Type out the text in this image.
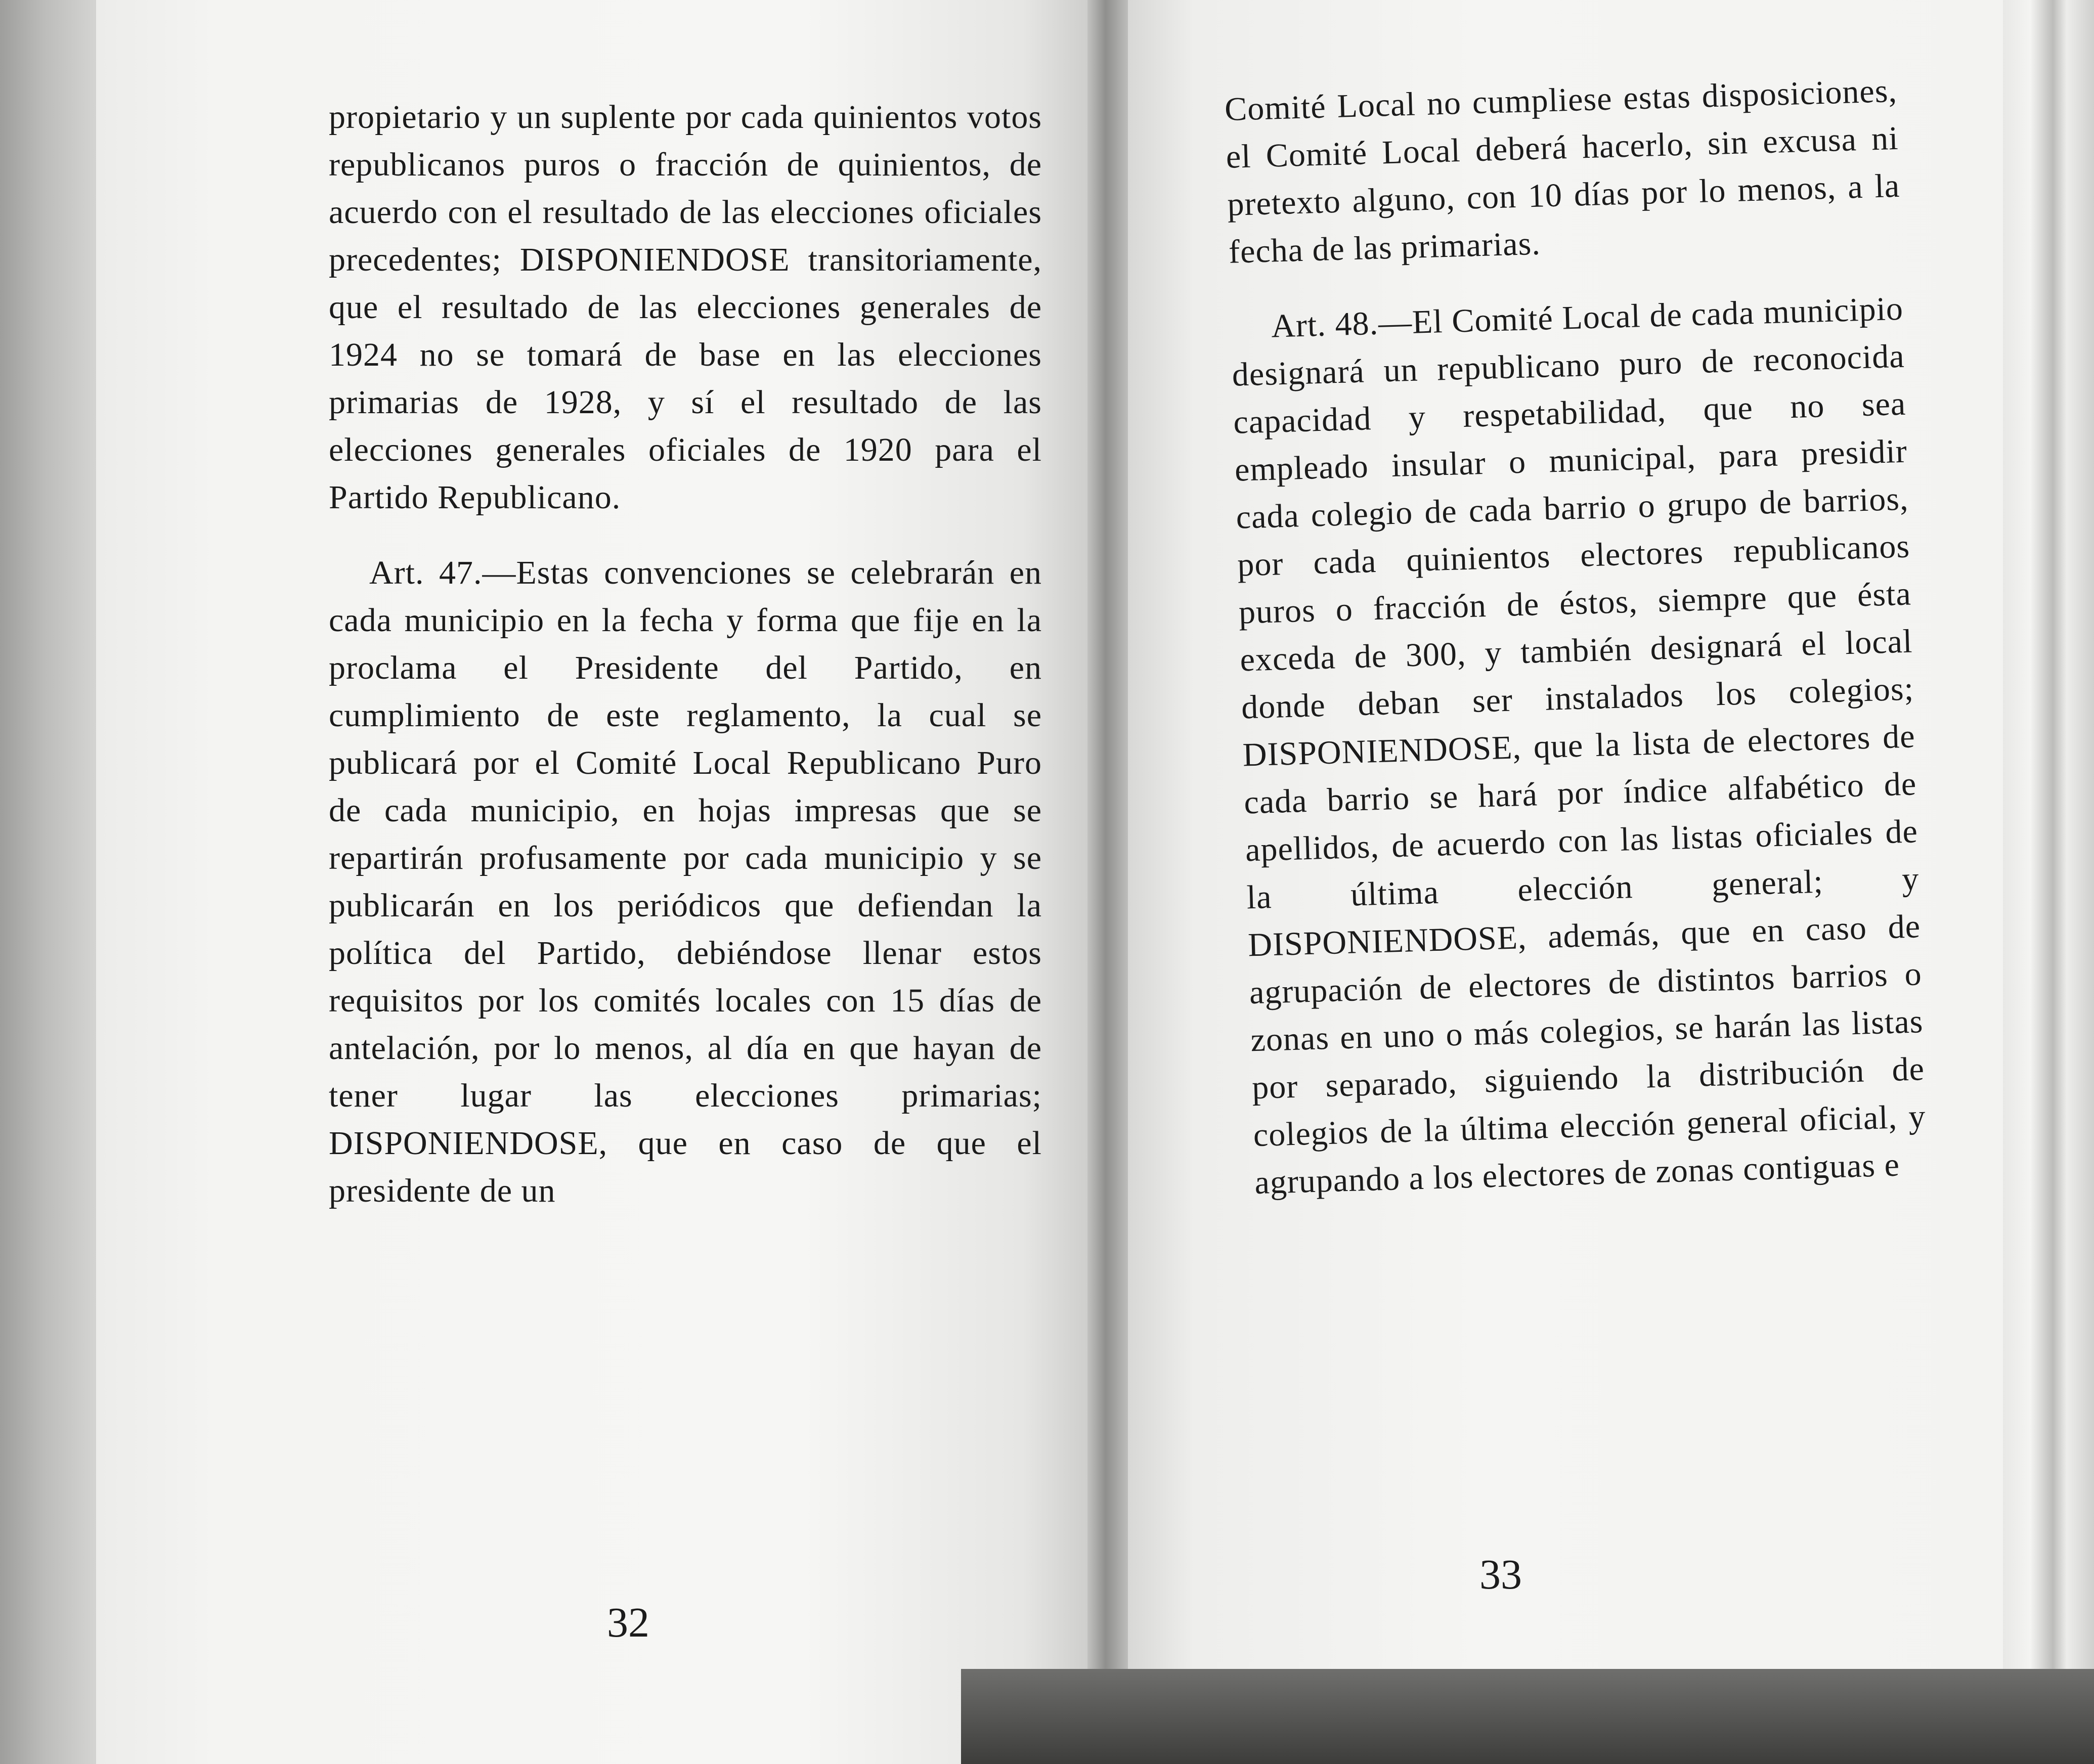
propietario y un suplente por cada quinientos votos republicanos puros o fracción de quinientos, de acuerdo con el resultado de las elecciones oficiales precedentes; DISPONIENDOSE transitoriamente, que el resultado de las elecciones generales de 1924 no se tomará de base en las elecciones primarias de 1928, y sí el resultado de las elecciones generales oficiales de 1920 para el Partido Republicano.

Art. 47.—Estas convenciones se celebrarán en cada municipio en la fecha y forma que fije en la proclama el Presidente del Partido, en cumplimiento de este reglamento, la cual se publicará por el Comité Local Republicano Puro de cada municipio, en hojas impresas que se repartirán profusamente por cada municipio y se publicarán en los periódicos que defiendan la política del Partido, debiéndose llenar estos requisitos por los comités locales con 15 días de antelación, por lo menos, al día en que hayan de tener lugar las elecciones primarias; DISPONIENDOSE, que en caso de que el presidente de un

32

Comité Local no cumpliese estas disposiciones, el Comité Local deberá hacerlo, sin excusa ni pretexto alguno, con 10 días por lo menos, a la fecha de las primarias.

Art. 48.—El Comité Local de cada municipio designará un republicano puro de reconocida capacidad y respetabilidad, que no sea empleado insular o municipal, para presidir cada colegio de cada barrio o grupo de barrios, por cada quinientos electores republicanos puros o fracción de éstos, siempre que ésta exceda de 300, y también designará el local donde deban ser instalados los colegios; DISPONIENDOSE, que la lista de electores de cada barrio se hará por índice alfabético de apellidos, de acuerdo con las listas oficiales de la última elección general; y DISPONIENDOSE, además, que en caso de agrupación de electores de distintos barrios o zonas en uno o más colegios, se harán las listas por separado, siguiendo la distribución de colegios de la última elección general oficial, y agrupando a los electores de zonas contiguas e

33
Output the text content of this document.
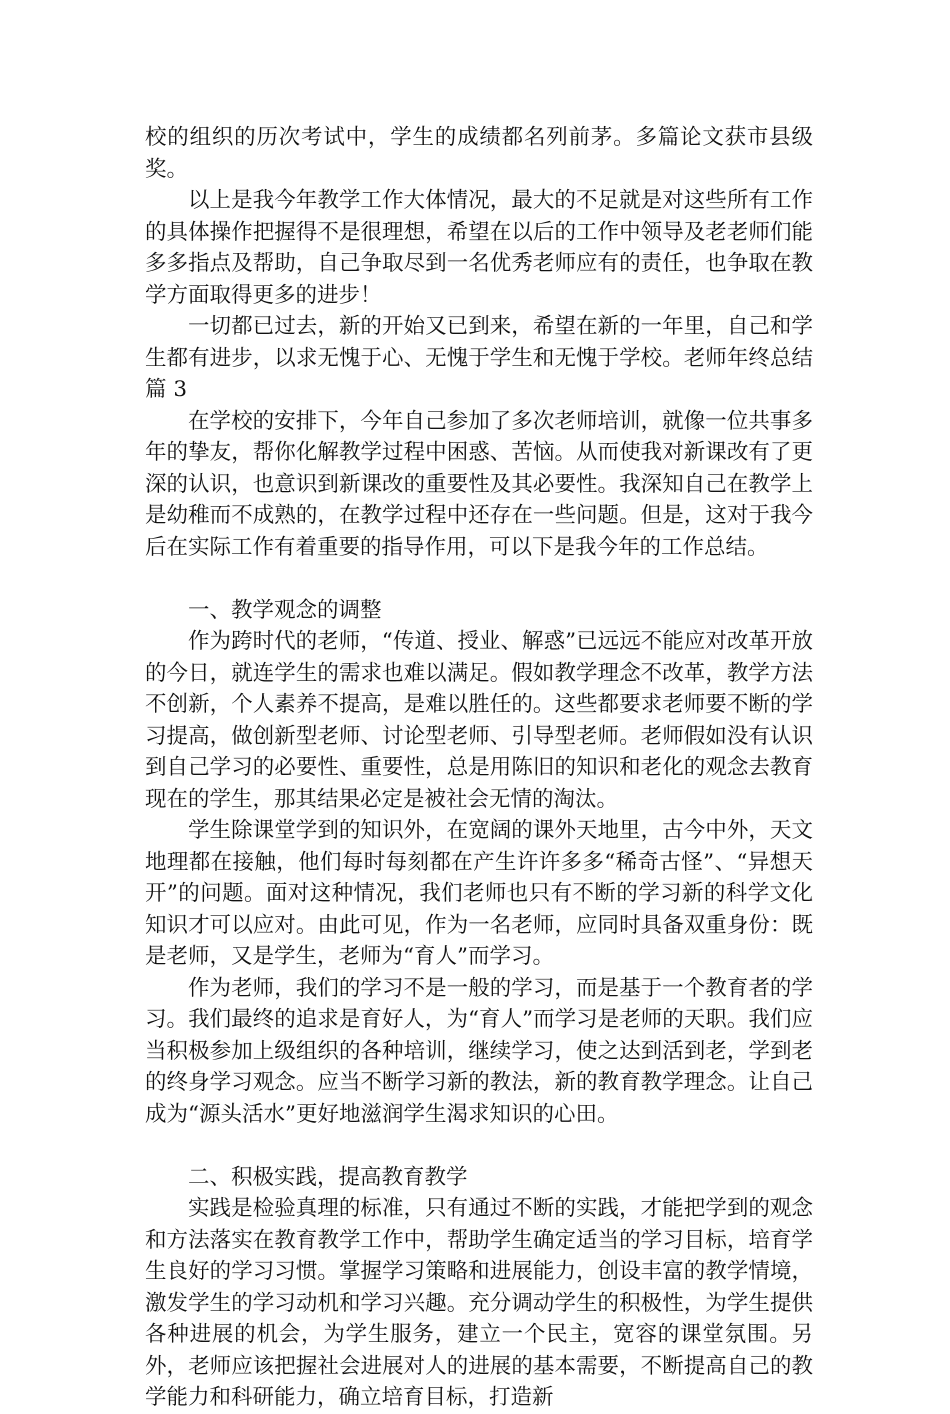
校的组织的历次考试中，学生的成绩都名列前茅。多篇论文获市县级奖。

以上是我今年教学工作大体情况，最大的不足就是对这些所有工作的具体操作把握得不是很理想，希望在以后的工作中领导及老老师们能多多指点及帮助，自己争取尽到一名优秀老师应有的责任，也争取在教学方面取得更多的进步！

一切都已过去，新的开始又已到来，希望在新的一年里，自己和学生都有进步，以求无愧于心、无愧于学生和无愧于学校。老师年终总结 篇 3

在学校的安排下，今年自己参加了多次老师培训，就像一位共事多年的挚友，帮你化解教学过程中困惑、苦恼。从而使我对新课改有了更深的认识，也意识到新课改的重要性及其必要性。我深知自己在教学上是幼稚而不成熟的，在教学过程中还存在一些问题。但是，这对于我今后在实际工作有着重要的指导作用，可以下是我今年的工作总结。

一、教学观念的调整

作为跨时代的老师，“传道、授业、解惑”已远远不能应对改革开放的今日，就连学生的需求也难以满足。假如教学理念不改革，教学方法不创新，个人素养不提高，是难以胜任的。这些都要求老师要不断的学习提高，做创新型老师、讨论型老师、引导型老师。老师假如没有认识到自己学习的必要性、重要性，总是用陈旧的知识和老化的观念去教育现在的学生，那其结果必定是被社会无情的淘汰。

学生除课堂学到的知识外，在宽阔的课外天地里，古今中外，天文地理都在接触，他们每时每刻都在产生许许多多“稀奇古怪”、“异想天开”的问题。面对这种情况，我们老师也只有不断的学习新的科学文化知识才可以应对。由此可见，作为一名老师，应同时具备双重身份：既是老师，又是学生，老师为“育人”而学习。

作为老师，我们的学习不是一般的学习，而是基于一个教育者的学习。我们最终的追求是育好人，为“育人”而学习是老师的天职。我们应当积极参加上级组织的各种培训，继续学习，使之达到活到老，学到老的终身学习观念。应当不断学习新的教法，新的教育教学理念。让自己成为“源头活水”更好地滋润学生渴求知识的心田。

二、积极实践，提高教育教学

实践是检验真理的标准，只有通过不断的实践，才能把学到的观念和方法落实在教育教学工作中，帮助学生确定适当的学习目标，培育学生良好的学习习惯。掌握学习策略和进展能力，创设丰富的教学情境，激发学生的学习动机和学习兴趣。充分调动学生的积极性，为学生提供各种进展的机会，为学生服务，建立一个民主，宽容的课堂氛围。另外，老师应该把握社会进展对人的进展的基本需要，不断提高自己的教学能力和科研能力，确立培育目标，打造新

= = = = =

TASK BRIEF: Look through the material and copy each line that has "this".

OUTPUT BELOW:
Type out the text in this image.
Output the text content of this document.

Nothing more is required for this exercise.